STATED PROBLEM
Below are the entries; output exactly the lines from the one containing "Convert this screenshot" through the final line, inclusive.
* * * * * * * * *
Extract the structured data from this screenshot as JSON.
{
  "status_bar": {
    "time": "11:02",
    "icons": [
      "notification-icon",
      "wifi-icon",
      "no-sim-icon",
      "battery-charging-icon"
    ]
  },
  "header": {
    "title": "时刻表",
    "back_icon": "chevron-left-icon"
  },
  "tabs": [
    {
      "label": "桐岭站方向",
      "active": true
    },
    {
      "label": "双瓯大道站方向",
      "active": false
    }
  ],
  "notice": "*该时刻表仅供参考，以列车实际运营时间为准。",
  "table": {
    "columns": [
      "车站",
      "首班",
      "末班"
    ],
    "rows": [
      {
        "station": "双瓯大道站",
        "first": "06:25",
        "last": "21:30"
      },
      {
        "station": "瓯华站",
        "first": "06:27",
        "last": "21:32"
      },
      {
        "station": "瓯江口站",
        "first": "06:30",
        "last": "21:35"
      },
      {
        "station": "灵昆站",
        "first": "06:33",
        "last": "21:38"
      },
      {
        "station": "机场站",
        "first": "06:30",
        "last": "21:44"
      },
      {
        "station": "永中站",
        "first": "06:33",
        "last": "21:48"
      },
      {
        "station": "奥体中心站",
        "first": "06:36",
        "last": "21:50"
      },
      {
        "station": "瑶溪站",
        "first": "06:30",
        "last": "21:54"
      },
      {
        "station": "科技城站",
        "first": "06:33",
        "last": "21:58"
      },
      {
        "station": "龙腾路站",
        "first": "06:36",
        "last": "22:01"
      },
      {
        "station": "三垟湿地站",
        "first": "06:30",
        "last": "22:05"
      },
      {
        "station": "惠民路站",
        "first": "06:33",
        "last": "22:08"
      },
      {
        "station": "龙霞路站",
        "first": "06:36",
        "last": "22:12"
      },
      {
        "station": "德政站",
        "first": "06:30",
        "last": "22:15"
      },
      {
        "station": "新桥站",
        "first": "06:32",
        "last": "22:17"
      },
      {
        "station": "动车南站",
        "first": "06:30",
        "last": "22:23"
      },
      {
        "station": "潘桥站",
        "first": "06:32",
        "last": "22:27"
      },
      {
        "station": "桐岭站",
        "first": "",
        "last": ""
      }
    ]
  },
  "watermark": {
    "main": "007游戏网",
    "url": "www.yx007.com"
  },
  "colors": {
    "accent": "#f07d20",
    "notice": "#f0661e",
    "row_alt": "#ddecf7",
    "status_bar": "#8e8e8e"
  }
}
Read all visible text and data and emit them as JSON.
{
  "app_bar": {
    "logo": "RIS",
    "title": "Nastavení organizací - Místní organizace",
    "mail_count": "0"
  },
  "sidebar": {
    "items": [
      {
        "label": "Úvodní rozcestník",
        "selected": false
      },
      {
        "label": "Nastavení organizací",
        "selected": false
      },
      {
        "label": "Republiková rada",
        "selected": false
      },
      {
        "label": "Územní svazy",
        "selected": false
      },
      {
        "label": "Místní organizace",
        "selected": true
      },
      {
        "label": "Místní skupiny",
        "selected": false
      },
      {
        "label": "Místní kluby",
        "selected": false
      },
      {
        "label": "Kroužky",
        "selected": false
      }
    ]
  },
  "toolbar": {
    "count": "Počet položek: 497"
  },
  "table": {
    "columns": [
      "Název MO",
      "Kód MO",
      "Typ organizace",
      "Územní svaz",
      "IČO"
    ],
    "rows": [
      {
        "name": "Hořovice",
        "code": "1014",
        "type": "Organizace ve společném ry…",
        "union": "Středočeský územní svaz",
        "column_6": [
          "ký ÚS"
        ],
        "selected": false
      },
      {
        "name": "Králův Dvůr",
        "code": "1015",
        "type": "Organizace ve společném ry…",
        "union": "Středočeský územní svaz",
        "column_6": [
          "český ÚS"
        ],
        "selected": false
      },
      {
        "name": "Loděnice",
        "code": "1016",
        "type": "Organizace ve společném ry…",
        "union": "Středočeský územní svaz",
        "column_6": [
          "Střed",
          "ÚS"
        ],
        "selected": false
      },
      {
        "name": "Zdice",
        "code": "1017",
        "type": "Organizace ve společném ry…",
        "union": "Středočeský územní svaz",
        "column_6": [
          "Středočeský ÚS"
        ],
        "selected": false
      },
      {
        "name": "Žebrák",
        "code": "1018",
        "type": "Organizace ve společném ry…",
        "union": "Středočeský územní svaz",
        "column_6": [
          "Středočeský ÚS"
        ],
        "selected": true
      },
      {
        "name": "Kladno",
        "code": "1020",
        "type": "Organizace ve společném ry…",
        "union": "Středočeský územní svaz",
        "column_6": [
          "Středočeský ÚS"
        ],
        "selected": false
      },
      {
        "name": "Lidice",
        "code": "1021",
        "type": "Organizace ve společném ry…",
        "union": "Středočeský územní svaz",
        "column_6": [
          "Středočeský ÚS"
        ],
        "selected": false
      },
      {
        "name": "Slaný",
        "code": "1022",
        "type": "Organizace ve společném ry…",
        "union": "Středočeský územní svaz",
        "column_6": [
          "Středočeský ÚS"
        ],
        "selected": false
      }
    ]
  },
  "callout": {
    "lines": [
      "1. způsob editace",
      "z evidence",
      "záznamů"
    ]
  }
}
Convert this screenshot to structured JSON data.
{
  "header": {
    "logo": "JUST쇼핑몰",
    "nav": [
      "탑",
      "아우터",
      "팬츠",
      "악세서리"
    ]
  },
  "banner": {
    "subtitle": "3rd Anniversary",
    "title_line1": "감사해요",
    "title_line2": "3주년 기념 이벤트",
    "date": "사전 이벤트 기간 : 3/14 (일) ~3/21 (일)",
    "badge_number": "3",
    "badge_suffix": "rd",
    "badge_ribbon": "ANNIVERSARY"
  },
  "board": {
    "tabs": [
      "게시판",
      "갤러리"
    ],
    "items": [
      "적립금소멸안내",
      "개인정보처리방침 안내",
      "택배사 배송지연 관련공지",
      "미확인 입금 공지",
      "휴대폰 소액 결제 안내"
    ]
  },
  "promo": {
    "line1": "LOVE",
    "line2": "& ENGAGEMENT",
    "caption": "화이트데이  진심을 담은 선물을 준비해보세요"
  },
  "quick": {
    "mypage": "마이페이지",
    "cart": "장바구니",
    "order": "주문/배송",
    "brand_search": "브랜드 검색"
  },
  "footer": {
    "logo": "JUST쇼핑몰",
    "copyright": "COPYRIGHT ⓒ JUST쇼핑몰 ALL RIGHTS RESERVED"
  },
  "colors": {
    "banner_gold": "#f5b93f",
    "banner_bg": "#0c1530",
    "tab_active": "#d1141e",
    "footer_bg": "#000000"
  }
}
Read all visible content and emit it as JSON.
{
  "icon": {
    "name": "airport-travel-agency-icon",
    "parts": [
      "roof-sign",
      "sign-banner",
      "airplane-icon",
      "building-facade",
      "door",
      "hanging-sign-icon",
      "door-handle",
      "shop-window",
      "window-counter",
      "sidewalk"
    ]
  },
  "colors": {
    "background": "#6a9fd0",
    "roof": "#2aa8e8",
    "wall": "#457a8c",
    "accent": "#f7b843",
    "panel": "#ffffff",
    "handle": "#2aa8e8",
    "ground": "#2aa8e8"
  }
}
* * * * * * * * *
OUTPUT OF THE TASK
Convert this screenshot to structured JSON data.
{
  "header": {
    "logo": "JUST쇼핑몰",
    "nav": [
      "탑",
      "아우터",
      "팬츠",
      "악세서리"
    ]
  },
  "banner": {
    "subtitle": "3rd Anniversary",
    "title_line1": "감사해요",
    "title_line2": "3주년 기념 이벤트",
    "date": "사전 이벤트 기간 : 3/14 (일) ~3/21 (일)",
    "badge_number": "3",
    "badge_suffix": "rd",
    "badge_ribbon": "ANNIVERSARY"
  },
  "board": {
    "tabs": [
      "게시판",
      "갤러리"
    ],
    "items": [
      "적립금소멸안내",
      "개인정보처리방침 안내",
      "택배사 배송지연 관련공지",
      "미확인 입금 공지",
      "휴대폰 소액 결제 안내"
    ]
  },
  "promo": {
    "line1": "LOVE",
    "line2": "& ENGAGEMENT",
    "caption": "화이트데이  진심을 담은 선물을 준비해보세요"
  },
  "quick": {
    "mypage": "마이페이지",
    "cart": "장바구니",
    "order": "주문/배송",
    "brand_search": "브랜드 검색"
  },
  "footer": {
    "logo": "JUST쇼핑몰",
    "copyright": "COPYRIGHT ⓒ JUST쇼핑몰 ALL RIGHTS RESERVED"
  },
  "colors": {
    "banner_gold": "#f5b93f",
    "banner_bg": "#0c1530",
    "tab_active": "#d1141e",
    "footer_bg": "#000000"
  }
}
Read all visible content and emit it as JSON.
{
  "icon": {
    "name": "airport-travel-agency-icon",
    "parts": [
      "roof-sign",
      "sign-banner",
      "airplane-icon",
      "building-facade",
      "door",
      "hanging-sign-icon",
      "door-handle",
      "shop-window",
      "window-counter",
      "sidewalk"
    ]
  },
  "colors": {
    "background": "#6a9fd0",
    "roof": "#2aa8e8",
    "wall": "#457a8c",
    "accent": "#f7b843",
    "panel": "#ffffff",
    "handle": "#2aa8e8",
    "ground": "#2aa8e8"
  }
}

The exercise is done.